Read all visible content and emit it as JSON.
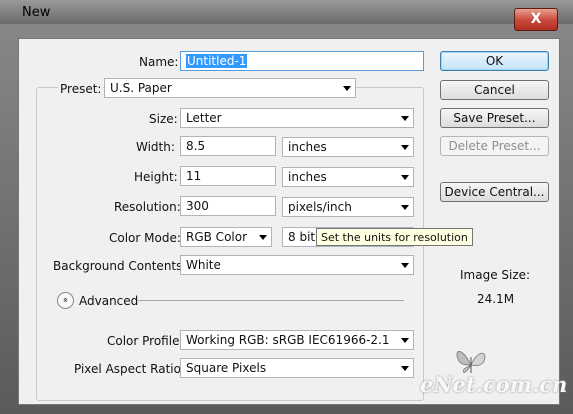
{
  "window": {
    "title": "New",
    "close_symbol": "X"
  },
  "name": {
    "label": "Name:",
    "value": "Untitled-1"
  },
  "preset": {
    "label": "Preset:",
    "value": "U.S. Paper"
  },
  "size": {
    "label": "Size:",
    "value": "Letter"
  },
  "width": {
    "label": "Width:",
    "value": "8.5",
    "unit": "inches"
  },
  "height": {
    "label": "Height:",
    "value": "11",
    "unit": "inches"
  },
  "resolution": {
    "label": "Resolution:",
    "value": "300",
    "unit": "pixels/inch"
  },
  "color_mode": {
    "label": "Color Mode:",
    "value": "RGB Color",
    "bits": "8 bit"
  },
  "tooltip": "Set the units for resolution",
  "background": {
    "label": "Background Contents:",
    "value": "White"
  },
  "advanced": {
    "label": "Advanced",
    "symbol": "»"
  },
  "color_profile": {
    "label": "Color Profile:",
    "value": "Working RGB:  sRGB IEC61966-2.1"
  },
  "pixel_aspect": {
    "label": "Pixel Aspect Ratio:",
    "value": "Square Pixels"
  },
  "buttons": {
    "ok": "OK",
    "cancel": "Cancel",
    "save_preset": "Save Preset...",
    "delete_preset": "Delete Preset...",
    "device_central": "Device Central..."
  },
  "image_size": {
    "label": "Image Size:",
    "value": "24.1M"
  },
  "watermark": "eNet.com.cn"
}
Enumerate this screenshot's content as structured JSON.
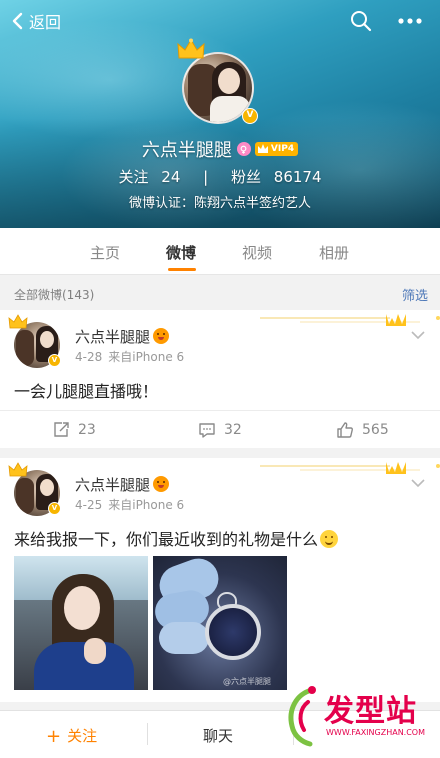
{
  "topbar": {
    "back_label": "返回"
  },
  "profile": {
    "name": "六点半腿腿",
    "vip_label": "VIP4",
    "following_label": "关注",
    "following_count": "24",
    "divider": "|",
    "followers_label": "粉丝",
    "followers_count": "86174",
    "verification": "微博认证：陈翔六点半签约艺人"
  },
  "tabs": [
    {
      "label": "主页",
      "active": false
    },
    {
      "label": "微博",
      "active": true
    },
    {
      "label": "视频",
      "active": false
    },
    {
      "label": "相册",
      "active": false
    }
  ],
  "filter": {
    "all_posts": "全部微博(143)",
    "filter_label": "筛选"
  },
  "posts": [
    {
      "author": "六点半腿腿",
      "date": "4-28",
      "source": "来自iPhone 6",
      "text": "一会儿腿腿直播哦！",
      "reposts": "23",
      "comments": "32",
      "likes": "565"
    },
    {
      "author": "六点半腿腿",
      "date": "4-25",
      "source": "来自iPhone 6",
      "text": "来给我报一下，你们最近收到的礼物是什么",
      "photo_watermark": "@六点半腿腿"
    }
  ],
  "bottombar": {
    "follow_label": "关注",
    "chat_label": "聊天"
  },
  "watermark": {
    "text": "发型站",
    "url": "WWW.FAXINGZHAN.COM"
  },
  "colors": {
    "accent": "#ff8200",
    "link": "#4d78b8",
    "vip": "#ffb400",
    "watermark": "#e4004b"
  },
  "icons": {
    "back": "chevron-left-icon",
    "search": "search-icon",
    "more": "more-dots-icon",
    "repost": "share-icon",
    "comment": "comment-icon",
    "like": "thumbs-up-icon",
    "dropdown": "chevron-down-icon"
  }
}
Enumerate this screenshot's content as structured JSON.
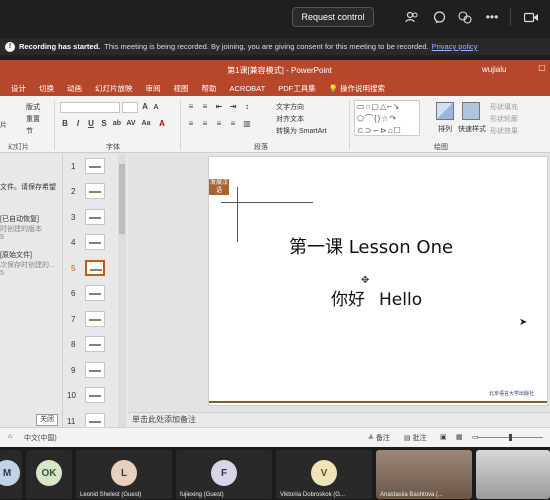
{
  "teams": {
    "request_control": "Request control",
    "top_icons": [
      "people-icon",
      "chat-icon",
      "reactions-icon",
      "more-icon",
      "camera-icon"
    ],
    "banner": {
      "bold": "Recording has started.",
      "text": "This meeting is being recorded. By joining, you are giving consent for this meeting to be recorded.",
      "link": "Privacy policy"
    }
  },
  "ppt": {
    "doc_title": "第1课[兼容模式] - PowerPoint",
    "user": "wujialu",
    "tabs": [
      "设计",
      "切换",
      "动画",
      "幻灯片放映",
      "审阅",
      "视图",
      "帮助",
      "ACROBAT",
      "PDF工具集",
      "操作说明搜索"
    ],
    "ribbon": {
      "layout": "版式",
      "reset": "重置",
      "section": "节",
      "slide_label_frag": "灯片",
      "new_slide_frag": "片",
      "group_slides": "幻灯片",
      "group_font": "字体",
      "group_paragraph": "段落",
      "group_drawing": "绘图",
      "text_direction": "文字方向",
      "align_text": "对齐文本",
      "smartart": "转换为 SmartArt",
      "arrange": "排列",
      "quick_styles": "快速样式",
      "shape_fill": "形状填充",
      "shape_outline": "形状轮廓",
      "shape_effects": "形状效果"
    },
    "left_panel": {
      "line1": "文件。请保存希望",
      "line2": "[已自动恢复]",
      "line3": "时创建的版本",
      "line4": "9",
      "line5": "[原始文件]",
      "line6": "次保存时创建的...",
      "line7": "5",
      "close": "关闭"
    },
    "thumbnails": [
      "1",
      "2",
      "3",
      "4",
      "5",
      "6",
      "7",
      "8",
      "9",
      "10",
      "11"
    ],
    "active_slide": "5",
    "slide": {
      "badge": "发展汉语",
      "title": "第一课 Lesson One",
      "sub_cn": "你好",
      "sub_en": "Hello",
      "logo": "北京语言大学出版社"
    },
    "notes_placeholder": "单击此处添加备注",
    "status": {
      "lang": "中文(中国)",
      "notes": "备注",
      "comments": "批注"
    }
  },
  "participants": [
    {
      "initials": "M",
      "name": ""
    },
    {
      "initials": "OK",
      "name": ""
    },
    {
      "initials": "L",
      "name": "Leonid Shelest (Guest)"
    },
    {
      "initials": "F",
      "name": "fujiexing (Guest)"
    },
    {
      "initials": "V",
      "name": "Viktoriia Dobroskok (G..."
    },
    {
      "initials": "",
      "name": "Anastasiia Bashtova (..."
    }
  ],
  "colors": {
    "ppt_accent": "#b7472a",
    "slide_brown": "#8b5a2b",
    "active_thumb": "#c55a11"
  }
}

..............................

→ **TASK PROMPT**: Write out the listing word for word, omitting the pictures it holds.

→ **RESPONSE TO THE EXERCISE**:
Read all visible content and emit it as JSON.
{
  "window": {
    "title": "New",
    "close_symbol": "X"
  },
  "name": {
    "label": "Name:",
    "value": "Untitled-1"
  },
  "preset": {
    "label": "Preset:",
    "value": "U.S. Paper"
  },
  "size": {
    "label": "Size:",
    "value": "Letter"
  },
  "width": {
    "label": "Width:",
    "value": "8.5",
    "unit": "inches"
  },
  "height": {
    "label": "Height:",
    "value": "11",
    "unit": "inches"
  },
  "resolution": {
    "label": "Resolution:",
    "value": "300",
    "unit": "pixels/inch"
  },
  "color_mode": {
    "label": "Color Mode:",
    "value": "RGB Color",
    "bits": "8 bit"
  },
  "tooltip": "Set the units for resolution",
  "background": {
    "label": "Background Contents:",
    "value": "White"
  },
  "advanced": {
    "label": "Advanced",
    "symbol": "»"
  },
  "color_profile": {
    "label": "Color Profile:",
    "value": "Working RGB:  sRGB IEC61966-2.1"
  },
  "pixel_aspect": {
    "label": "Pixel Aspect Ratio:",
    "value": "Square Pixels"
  },
  "buttons": {
    "ok": "OK",
    "cancel": "Cancel",
    "save_preset": "Save Preset...",
    "delete_preset": "Delete Preset...",
    "device_central": "Device Central..."
  },
  "image_size": {
    "label": "Image Size:",
    "value": "24.1M"
  },
  "watermark": "eNet.com.cn"
}
Enumerate this screenshot's content as structured JSON.
{
  "topbar": {
    "back_label": "返回"
  },
  "profile": {
    "name": "六点半腿腿",
    "vip_label": "VIP4",
    "following_label": "关注",
    "following_count": "24",
    "divider": "|",
    "followers_label": "粉丝",
    "followers_count": "86174",
    "verification": "微博认证：陈翔六点半签约艺人"
  },
  "tabs": [
    {
      "label": "主页",
      "active": false
    },
    {
      "label": "微博",
      "active": true
    },
    {
      "label": "视频",
      "active": false
    },
    {
      "label": "相册",
      "active": false
    }
  ],
  "filter": {
    "all_posts": "全部微博(143)",
    "filter_label": "筛选"
  },
  "posts": [
    {
      "author": "六点半腿腿",
      "date": "4-28",
      "source": "来自iPhone 6",
      "text": "一会儿腿腿直播哦！",
      "reposts": "23",
      "comments": "32",
      "likes": "565"
    },
    {
      "author": "六点半腿腿",
      "date": "4-25",
      "source": "来自iPhone 6",
      "text": "来给我报一下，你们最近收到的礼物是什么",
      "photo_watermark": "@六点半腿腿"
    }
  ],
  "bottombar": {
    "follow_label": "关注",
    "chat_label": "聊天"
  },
  "watermark": {
    "text": "发型站",
    "url": "WWW.FAXINGZHAN.COM"
  },
  "colors": {
    "accent": "#ff8200",
    "link": "#4d78b8",
    "vip": "#ffb400",
    "watermark": "#e4004b"
  },
  "icons": {
    "back": "chevron-left-icon",
    "search": "search-icon",
    "more": "more-dots-icon",
    "repost": "share-icon",
    "comment": "comment-icon",
    "like": "thumbs-up-icon",
    "dropdown": "chevron-down-icon"
  }
}
Enumerate this screenshot's content as structured JSON.
{
  "teams": {
    "request_control": "Request control",
    "top_icons": [
      "people-icon",
      "chat-icon",
      "reactions-icon",
      "more-icon",
      "camera-icon"
    ],
    "banner": {
      "bold": "Recording has started.",
      "text": "This meeting is being recorded. By joining, you are giving consent for this meeting to be recorded.",
      "link": "Privacy policy"
    }
  },
  "ppt": {
    "doc_title": "第1课[兼容模式] - PowerPoint",
    "user": "wujialu",
    "tabs": [
      "设计",
      "切换",
      "动画",
      "幻灯片放映",
      "审阅",
      "视图",
      "帮助",
      "ACROBAT",
      "PDF工具集",
      "操作说明搜索"
    ],
    "ribbon": {
      "layout": "版式",
      "reset": "重置",
      "section": "节",
      "slide_label_frag": "灯片",
      "new_slide_frag": "片",
      "group_slides": "幻灯片",
      "group_font": "字体",
      "group_paragraph": "段落",
      "group_drawing": "绘图",
      "text_direction": "文字方向",
      "align_text": "对齐文本",
      "smartart": "转换为 SmartArt",
      "arrange": "排列",
      "quick_styles": "快速样式",
      "shape_fill": "形状填充",
      "shape_outline": "形状轮廓",
      "shape_effects": "形状效果"
    },
    "left_panel": {
      "line1": "文件。请保存希望",
      "line2": "[已自动恢复]",
      "line3": "时创建的版本",
      "line4": "9",
      "line5": "[原始文件]",
      "line6": "次保存时创建的...",
      "line7": "5",
      "close": "关闭"
    },
    "thumbnails": [
      "1",
      "2",
      "3",
      "4",
      "5",
      "6",
      "7",
      "8",
      "9",
      "10",
      "11"
    ],
    "active_slide": "5",
    "slide": {
      "badge": "发展汉语",
      "title": "第一课 Lesson One",
      "sub_cn": "你好",
      "sub_en": "Hello",
      "logo": "北京语言大学出版社"
    },
    "notes_placeholder": "单击此处添加备注",
    "status": {
      "lang": "中文(中国)",
      "notes": "备注",
      "comments": "批注"
    }
  },
  "participants": [
    {
      "initials": "M",
      "name": ""
    },
    {
      "initials": "OK",
      "name": ""
    },
    {
      "initials": "L",
      "name": "Leonid Shelest (Guest)"
    },
    {
      "initials": "F",
      "name": "fujiexing (Guest)"
    },
    {
      "initials": "V",
      "name": "Viktoriia Dobroskok (G..."
    },
    {
      "initials": "",
      "name": "Anastasiia Bashtova (..."
    }
  ],
  "colors": {
    "ppt_accent": "#b7472a",
    "slide_brown": "#8b5a2b",
    "active_thumb": "#c55a11"
  }
}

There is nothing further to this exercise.